## BEGIN EXCERPTED DATA

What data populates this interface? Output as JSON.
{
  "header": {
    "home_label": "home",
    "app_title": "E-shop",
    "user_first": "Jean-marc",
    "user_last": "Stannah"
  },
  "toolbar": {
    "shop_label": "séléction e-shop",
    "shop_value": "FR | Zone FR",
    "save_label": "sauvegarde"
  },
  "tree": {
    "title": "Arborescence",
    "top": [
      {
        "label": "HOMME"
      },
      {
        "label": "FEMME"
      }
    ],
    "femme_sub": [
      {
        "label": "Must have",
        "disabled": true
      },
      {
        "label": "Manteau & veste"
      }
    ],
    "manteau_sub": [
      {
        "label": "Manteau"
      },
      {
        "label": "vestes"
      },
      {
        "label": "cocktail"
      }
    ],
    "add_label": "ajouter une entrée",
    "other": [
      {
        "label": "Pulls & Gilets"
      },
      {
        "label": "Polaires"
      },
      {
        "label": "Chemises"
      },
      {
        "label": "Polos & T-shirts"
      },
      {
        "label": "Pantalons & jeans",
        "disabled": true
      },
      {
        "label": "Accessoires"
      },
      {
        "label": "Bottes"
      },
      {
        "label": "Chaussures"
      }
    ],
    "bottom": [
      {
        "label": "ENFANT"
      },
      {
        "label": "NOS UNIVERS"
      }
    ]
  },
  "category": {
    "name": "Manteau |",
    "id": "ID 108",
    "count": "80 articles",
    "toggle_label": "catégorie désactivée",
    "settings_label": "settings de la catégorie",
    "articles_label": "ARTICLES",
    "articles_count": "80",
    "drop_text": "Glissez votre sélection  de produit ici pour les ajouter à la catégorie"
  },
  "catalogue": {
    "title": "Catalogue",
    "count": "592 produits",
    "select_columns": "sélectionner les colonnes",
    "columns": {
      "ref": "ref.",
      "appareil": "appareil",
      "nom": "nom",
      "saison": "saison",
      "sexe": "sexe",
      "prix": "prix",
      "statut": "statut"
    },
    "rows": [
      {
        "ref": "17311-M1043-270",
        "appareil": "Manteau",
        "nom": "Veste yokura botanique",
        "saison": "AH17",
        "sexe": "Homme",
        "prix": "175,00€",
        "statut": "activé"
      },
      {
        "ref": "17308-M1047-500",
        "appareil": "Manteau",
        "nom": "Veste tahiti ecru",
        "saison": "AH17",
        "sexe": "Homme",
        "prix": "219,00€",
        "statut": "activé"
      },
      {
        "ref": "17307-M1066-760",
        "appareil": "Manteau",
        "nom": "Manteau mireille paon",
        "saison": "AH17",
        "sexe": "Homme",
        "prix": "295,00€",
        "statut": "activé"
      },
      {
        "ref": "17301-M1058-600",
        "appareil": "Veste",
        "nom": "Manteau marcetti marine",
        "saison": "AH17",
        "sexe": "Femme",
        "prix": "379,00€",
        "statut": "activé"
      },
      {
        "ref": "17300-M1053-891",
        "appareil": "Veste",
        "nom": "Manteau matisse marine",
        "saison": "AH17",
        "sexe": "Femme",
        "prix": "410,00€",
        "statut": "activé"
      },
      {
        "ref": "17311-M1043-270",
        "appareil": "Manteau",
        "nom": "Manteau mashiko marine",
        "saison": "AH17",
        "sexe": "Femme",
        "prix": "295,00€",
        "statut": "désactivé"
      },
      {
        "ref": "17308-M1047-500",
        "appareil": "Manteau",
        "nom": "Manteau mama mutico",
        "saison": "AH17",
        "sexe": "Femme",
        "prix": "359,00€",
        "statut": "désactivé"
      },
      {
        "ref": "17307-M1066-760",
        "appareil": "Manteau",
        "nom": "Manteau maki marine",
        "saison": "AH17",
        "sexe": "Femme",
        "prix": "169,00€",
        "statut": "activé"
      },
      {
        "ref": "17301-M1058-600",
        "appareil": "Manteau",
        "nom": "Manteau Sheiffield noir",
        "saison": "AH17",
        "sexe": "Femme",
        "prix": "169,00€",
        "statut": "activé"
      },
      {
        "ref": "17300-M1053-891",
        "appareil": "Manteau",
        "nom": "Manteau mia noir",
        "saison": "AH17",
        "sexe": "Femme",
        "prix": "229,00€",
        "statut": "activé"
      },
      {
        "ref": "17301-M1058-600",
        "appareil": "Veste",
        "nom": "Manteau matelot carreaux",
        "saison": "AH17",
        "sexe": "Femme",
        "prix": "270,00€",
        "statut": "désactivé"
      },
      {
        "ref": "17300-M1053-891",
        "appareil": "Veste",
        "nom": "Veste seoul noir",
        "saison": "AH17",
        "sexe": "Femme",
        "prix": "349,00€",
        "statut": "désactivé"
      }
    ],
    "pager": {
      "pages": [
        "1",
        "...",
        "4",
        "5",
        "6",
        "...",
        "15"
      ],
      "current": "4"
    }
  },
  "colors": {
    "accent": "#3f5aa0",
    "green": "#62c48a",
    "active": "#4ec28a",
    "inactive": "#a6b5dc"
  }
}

## END EXCERPTED DATA

DIRECTION »
Extract each record, keeping it identical to the original.

SOLUTION TO THE PROBLEM »
What data populates this interface? Output as JSON.
{
  "header": {
    "home_label": "home",
    "app_title": "E-shop",
    "user_first": "Jean-marc",
    "user_last": "Stannah"
  },
  "toolbar": {
    "shop_label": "séléction e-shop",
    "shop_value": "FR | Zone FR",
    "save_label": "sauvegarde"
  },
  "tree": {
    "title": "Arborescence",
    "top": [
      {
        "label": "HOMME"
      },
      {
        "label": "FEMME"
      }
    ],
    "femme_sub": [
      {
        "label": "Must have",
        "disabled": true
      },
      {
        "label": "Manteau & veste"
      }
    ],
    "manteau_sub": [
      {
        "label": "Manteau"
      },
      {
        "label": "vestes"
      },
      {
        "label": "cocktail"
      }
    ],
    "add_label": "ajouter une entrée",
    "other": [
      {
        "label": "Pulls & Gilets"
      },
      {
        "label": "Polaires"
      },
      {
        "label": "Chemises"
      },
      {
        "label": "Polos & T-shirts"
      },
      {
        "label": "Pantalons & jeans",
        "disabled": true
      },
      {
        "label": "Accessoires"
      },
      {
        "label": "Bottes"
      },
      {
        "label": "Chaussures"
      }
    ],
    "bottom": [
      {
        "label": "ENFANT"
      },
      {
        "label": "NOS UNIVERS"
      }
    ]
  },
  "category": {
    "name": "Manteau |",
    "id": "ID 108",
    "count": "80 articles",
    "toggle_label": "catégorie désactivée",
    "settings_label": "settings de la catégorie",
    "articles_label": "ARTICLES",
    "articles_count": "80",
    "drop_text": "Glissez votre sélection  de produit ici pour les ajouter à la catégorie"
  },
  "catalogue": {
    "title": "Catalogue",
    "count": "592 produits",
    "select_columns": "sélectionner les colonnes",
    "columns": {
      "ref": "ref.",
      "appareil": "appareil",
      "nom": "nom",
      "saison": "saison",
      "sexe": "sexe",
      "prix": "prix",
      "statut": "statut"
    },
    "rows": [
      {
        "ref": "17311-M1043-270",
        "appareil": "Manteau",
        "nom": "Veste yokura botanique",
        "saison": "AH17",
        "sexe": "Homme",
        "prix": "175,00€",
        "statut": "activé"
      },
      {
        "ref": "17308-M1047-500",
        "appareil": "Manteau",
        "nom": "Veste tahiti ecru",
        "saison": "AH17",
        "sexe": "Homme",
        "prix": "219,00€",
        "statut": "activé"
      },
      {
        "ref": "17307-M1066-760",
        "appareil": "Manteau",
        "nom": "Manteau mireille paon",
        "saison": "AH17",
        "sexe": "Homme",
        "prix": "295,00€",
        "statut": "activé"
      },
      {
        "ref": "17301-M1058-600",
        "appareil": "Veste",
        "nom": "Manteau marcetti marine",
        "saison": "AH17",
        "sexe": "Femme",
        "prix": "379,00€",
        "statut": "activé"
      },
      {
        "ref": "17300-M1053-891",
        "appareil": "Veste",
        "nom": "Manteau matisse marine",
        "saison": "AH17",
        "sexe": "Femme",
        "prix": "410,00€",
        "statut": "activé"
      },
      {
        "ref": "17311-M1043-270",
        "appareil": "Manteau",
        "nom": "Manteau mashiko marine",
        "saison": "AH17",
        "sexe": "Femme",
        "prix": "295,00€",
        "statut": "désactivé"
      },
      {
        "ref": "17308-M1047-500",
        "appareil": "Manteau",
        "nom": "Manteau mama mutico",
        "saison": "AH17",
        "sexe": "Femme",
        "prix": "359,00€",
        "statut": "désactivé"
      },
      {
        "ref": "17307-M1066-760",
        "appareil": "Manteau",
        "nom": "Manteau maki marine",
        "saison": "AH17",
        "sexe": "Femme",
        "prix": "169,00€",
        "statut": "activé"
      },
      {
        "ref": "17301-M1058-600",
        "appareil": "Manteau",
        "nom": "Manteau Sheiffield noir",
        "saison": "AH17",
        "sexe": "Femme",
        "prix": "169,00€",
        "statut": "activé"
      },
      {
        "ref": "17300-M1053-891",
        "appareil": "Manteau",
        "nom": "Manteau mia noir",
        "saison": "AH17",
        "sexe": "Femme",
        "prix": "229,00€",
        "statut": "activé"
      },
      {
        "ref": "17301-M1058-600",
        "appareil": "Veste",
        "nom": "Manteau matelot carreaux",
        "saison": "AH17",
        "sexe": "Femme",
        "prix": "270,00€",
        "statut": "désactivé"
      },
      {
        "ref": "17300-M1053-891",
        "appareil": "Veste",
        "nom": "Veste seoul noir",
        "saison": "AH17",
        "sexe": "Femme",
        "prix": "349,00€",
        "statut": "désactivé"
      }
    ],
    "pager": {
      "pages": [
        "1",
        "...",
        "4",
        "5",
        "6",
        "...",
        "15"
      ],
      "current": "4"
    }
  },
  "colors": {
    "accent": "#3f5aa0",
    "green": "#62c48a",
    "active": "#4ec28a",
    "inactive": "#a6b5dc"
  }
}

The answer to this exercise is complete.